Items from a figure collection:
+-------+
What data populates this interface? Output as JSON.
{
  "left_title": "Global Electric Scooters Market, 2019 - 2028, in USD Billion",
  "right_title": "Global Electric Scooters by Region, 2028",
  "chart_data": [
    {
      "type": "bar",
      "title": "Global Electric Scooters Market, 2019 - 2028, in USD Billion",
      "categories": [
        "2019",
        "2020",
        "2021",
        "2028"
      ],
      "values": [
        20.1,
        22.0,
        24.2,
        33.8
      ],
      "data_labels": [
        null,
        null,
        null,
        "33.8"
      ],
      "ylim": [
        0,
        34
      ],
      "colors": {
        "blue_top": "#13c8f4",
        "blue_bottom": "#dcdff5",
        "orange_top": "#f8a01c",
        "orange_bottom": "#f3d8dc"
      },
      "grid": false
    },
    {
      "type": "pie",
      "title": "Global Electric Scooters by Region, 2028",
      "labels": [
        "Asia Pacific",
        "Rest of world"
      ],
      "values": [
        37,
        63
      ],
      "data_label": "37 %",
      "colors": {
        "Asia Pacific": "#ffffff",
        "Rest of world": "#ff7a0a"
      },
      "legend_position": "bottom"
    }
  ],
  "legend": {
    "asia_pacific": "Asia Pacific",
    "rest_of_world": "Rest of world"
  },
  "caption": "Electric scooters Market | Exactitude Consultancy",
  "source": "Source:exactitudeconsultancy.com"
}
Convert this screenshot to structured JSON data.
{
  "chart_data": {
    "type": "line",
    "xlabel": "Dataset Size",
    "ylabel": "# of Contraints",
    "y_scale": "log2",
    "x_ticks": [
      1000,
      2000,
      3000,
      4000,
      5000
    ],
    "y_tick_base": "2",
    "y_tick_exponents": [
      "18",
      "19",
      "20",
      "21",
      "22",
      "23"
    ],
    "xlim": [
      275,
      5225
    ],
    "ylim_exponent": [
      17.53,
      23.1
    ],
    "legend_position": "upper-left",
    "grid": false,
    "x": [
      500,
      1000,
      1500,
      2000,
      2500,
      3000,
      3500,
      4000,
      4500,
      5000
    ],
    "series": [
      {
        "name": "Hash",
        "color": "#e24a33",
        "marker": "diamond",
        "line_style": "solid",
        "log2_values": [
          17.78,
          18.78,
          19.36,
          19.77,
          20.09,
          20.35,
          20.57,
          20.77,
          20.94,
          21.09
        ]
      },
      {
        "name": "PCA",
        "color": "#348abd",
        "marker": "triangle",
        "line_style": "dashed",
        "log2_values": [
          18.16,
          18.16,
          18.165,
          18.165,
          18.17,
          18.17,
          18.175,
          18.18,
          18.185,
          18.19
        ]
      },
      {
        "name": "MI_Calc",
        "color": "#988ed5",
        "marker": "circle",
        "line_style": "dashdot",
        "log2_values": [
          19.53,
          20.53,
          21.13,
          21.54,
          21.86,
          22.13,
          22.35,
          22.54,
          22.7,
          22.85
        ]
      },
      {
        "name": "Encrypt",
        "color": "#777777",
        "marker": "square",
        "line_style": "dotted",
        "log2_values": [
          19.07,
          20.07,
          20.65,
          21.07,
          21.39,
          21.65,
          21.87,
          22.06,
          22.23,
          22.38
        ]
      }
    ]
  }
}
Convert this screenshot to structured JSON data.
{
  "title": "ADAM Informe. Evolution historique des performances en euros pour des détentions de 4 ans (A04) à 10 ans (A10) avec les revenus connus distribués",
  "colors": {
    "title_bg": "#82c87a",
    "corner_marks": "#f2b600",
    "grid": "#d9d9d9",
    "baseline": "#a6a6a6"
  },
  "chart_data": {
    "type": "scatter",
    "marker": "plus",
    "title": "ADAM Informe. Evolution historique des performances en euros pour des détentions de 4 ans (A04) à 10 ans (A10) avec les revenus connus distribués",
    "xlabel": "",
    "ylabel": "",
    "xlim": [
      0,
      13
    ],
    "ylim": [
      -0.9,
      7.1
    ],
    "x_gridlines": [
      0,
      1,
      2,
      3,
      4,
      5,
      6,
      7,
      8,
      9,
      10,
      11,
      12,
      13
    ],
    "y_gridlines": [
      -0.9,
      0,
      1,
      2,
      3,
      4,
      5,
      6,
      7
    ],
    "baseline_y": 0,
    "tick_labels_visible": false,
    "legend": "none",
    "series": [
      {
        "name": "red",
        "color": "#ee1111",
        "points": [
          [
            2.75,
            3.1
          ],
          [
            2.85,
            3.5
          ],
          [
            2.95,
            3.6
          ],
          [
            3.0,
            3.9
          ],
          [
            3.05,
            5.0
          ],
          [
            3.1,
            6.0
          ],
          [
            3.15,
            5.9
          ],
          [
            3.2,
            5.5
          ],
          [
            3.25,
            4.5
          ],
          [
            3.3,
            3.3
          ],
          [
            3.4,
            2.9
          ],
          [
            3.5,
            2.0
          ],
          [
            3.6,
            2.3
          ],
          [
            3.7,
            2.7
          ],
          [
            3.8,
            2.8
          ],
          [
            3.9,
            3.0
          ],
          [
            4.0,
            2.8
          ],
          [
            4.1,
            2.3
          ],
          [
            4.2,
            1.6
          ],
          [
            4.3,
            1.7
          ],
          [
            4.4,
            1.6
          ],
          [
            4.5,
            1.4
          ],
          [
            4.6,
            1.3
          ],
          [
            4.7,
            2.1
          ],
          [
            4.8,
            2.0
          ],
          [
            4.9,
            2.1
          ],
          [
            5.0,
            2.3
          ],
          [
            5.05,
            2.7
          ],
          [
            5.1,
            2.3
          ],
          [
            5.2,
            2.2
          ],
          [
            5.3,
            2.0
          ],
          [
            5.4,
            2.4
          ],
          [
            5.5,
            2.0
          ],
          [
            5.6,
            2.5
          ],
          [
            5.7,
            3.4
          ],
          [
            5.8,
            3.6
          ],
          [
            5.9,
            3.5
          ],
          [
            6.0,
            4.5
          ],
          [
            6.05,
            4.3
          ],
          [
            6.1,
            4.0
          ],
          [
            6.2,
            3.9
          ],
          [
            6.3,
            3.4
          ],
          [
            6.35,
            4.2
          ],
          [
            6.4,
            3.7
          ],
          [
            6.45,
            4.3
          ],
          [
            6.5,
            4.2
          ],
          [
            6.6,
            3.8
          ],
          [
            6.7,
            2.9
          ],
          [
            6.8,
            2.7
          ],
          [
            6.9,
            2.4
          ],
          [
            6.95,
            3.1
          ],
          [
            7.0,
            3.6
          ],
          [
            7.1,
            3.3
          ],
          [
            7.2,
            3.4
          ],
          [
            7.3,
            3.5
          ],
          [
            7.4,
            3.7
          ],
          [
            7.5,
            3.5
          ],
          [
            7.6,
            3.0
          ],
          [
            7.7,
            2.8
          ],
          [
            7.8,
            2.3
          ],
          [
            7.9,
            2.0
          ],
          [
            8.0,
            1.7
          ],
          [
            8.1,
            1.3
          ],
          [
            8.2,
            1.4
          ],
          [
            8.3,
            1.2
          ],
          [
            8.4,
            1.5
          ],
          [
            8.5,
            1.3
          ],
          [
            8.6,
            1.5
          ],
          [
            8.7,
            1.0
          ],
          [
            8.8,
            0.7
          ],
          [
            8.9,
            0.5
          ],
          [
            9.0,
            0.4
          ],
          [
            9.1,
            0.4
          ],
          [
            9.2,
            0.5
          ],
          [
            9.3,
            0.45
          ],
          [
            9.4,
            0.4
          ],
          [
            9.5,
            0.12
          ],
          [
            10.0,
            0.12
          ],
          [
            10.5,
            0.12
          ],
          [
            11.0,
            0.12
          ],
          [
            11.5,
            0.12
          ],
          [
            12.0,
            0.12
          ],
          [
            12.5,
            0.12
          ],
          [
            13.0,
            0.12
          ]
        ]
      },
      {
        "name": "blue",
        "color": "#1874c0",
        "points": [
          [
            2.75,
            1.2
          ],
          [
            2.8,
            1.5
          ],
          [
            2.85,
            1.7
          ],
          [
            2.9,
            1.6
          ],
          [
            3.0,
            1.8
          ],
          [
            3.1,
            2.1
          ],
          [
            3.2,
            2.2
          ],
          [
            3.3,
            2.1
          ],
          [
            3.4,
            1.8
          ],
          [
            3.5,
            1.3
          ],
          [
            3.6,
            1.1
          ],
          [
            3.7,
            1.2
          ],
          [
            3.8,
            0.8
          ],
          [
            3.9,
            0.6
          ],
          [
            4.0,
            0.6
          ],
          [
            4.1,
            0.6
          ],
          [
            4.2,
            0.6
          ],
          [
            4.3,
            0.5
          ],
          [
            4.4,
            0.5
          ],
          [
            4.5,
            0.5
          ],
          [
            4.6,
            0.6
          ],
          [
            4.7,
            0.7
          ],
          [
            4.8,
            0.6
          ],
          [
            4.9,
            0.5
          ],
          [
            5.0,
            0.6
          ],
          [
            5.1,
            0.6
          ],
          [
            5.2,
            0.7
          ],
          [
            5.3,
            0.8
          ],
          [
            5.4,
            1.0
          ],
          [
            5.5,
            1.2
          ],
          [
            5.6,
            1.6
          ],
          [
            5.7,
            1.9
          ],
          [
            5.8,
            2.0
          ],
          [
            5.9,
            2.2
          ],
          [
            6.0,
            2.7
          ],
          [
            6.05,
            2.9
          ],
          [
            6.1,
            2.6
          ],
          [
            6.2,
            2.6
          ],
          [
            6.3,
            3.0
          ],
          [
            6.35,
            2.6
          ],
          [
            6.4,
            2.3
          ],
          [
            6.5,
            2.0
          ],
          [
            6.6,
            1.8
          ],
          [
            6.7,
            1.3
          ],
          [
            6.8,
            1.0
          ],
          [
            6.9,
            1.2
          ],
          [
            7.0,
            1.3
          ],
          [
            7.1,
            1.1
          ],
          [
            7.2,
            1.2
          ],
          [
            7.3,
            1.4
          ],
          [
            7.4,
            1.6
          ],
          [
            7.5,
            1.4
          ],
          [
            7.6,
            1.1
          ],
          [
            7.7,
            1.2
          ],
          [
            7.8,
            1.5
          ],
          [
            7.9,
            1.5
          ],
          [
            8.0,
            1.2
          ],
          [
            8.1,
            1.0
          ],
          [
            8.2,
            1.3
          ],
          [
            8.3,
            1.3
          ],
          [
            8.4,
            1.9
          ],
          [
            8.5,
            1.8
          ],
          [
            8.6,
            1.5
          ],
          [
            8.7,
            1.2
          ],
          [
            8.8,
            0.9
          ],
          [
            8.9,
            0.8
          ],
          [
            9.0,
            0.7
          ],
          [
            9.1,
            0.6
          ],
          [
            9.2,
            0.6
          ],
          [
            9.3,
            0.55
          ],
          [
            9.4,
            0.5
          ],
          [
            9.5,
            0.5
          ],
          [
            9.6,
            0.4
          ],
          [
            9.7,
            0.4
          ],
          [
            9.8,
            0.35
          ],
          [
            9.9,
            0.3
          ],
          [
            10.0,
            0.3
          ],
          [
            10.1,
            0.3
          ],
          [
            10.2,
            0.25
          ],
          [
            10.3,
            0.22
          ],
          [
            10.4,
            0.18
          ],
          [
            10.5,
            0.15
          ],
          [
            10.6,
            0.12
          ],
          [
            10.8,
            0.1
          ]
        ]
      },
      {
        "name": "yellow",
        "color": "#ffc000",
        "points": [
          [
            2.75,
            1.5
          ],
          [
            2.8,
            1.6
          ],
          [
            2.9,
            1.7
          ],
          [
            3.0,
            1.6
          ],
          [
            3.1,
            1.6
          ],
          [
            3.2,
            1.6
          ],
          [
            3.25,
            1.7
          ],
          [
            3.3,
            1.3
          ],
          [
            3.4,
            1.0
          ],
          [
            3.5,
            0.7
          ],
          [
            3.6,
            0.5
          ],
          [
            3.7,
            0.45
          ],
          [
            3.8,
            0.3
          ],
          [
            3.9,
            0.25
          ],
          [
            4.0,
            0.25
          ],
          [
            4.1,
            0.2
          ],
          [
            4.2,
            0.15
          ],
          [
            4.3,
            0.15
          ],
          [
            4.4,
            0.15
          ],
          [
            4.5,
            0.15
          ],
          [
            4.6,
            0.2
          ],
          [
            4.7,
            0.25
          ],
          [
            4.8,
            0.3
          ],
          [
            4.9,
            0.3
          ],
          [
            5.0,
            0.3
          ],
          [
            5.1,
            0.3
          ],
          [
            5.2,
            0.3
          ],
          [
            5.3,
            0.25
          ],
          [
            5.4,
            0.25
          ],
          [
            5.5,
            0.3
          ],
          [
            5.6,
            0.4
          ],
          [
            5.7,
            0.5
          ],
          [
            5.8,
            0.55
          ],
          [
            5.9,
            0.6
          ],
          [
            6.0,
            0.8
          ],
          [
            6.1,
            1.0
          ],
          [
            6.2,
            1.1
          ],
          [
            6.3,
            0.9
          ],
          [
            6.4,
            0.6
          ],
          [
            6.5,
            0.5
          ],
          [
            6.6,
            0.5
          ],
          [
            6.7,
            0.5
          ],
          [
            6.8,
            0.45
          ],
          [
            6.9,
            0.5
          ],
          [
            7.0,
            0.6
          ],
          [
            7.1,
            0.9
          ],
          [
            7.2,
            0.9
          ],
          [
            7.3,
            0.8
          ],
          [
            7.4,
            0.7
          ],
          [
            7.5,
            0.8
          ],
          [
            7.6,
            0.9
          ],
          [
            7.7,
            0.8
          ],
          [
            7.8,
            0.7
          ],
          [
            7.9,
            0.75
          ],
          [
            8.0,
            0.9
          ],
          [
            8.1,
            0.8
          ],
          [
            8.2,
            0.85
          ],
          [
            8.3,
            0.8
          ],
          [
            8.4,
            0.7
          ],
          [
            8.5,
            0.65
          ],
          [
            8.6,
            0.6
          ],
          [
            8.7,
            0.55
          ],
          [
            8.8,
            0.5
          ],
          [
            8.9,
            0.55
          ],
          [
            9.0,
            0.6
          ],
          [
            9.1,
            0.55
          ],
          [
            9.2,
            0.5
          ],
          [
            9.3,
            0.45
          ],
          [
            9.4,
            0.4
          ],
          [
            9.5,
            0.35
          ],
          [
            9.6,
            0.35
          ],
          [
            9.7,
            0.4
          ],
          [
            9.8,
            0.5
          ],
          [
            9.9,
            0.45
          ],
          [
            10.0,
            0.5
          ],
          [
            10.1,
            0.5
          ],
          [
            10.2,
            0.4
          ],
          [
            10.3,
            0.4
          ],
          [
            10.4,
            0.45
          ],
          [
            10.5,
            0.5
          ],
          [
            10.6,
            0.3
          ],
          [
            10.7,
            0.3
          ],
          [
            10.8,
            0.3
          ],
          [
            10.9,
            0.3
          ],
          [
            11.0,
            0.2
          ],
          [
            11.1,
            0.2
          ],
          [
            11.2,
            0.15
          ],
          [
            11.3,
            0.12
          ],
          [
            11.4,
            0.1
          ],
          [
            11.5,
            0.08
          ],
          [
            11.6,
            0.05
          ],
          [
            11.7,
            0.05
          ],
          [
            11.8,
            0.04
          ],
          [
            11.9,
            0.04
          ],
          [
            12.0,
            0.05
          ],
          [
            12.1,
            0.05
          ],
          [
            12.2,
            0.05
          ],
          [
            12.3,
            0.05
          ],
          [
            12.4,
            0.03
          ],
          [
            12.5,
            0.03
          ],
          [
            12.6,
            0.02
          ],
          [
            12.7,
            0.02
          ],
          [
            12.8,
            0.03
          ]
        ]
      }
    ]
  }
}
+-------+
» **WORK TO DO**:
Copy out every line of the listing that contains the string "Billion".

» **EXERCISE RESULT**:
  "left_title": "Global Electric Scooters Market, 2019 - 2028, in USD Billion",
      "title": "Global Electric Scooters Market, 2019 - 2028, in USD Billion",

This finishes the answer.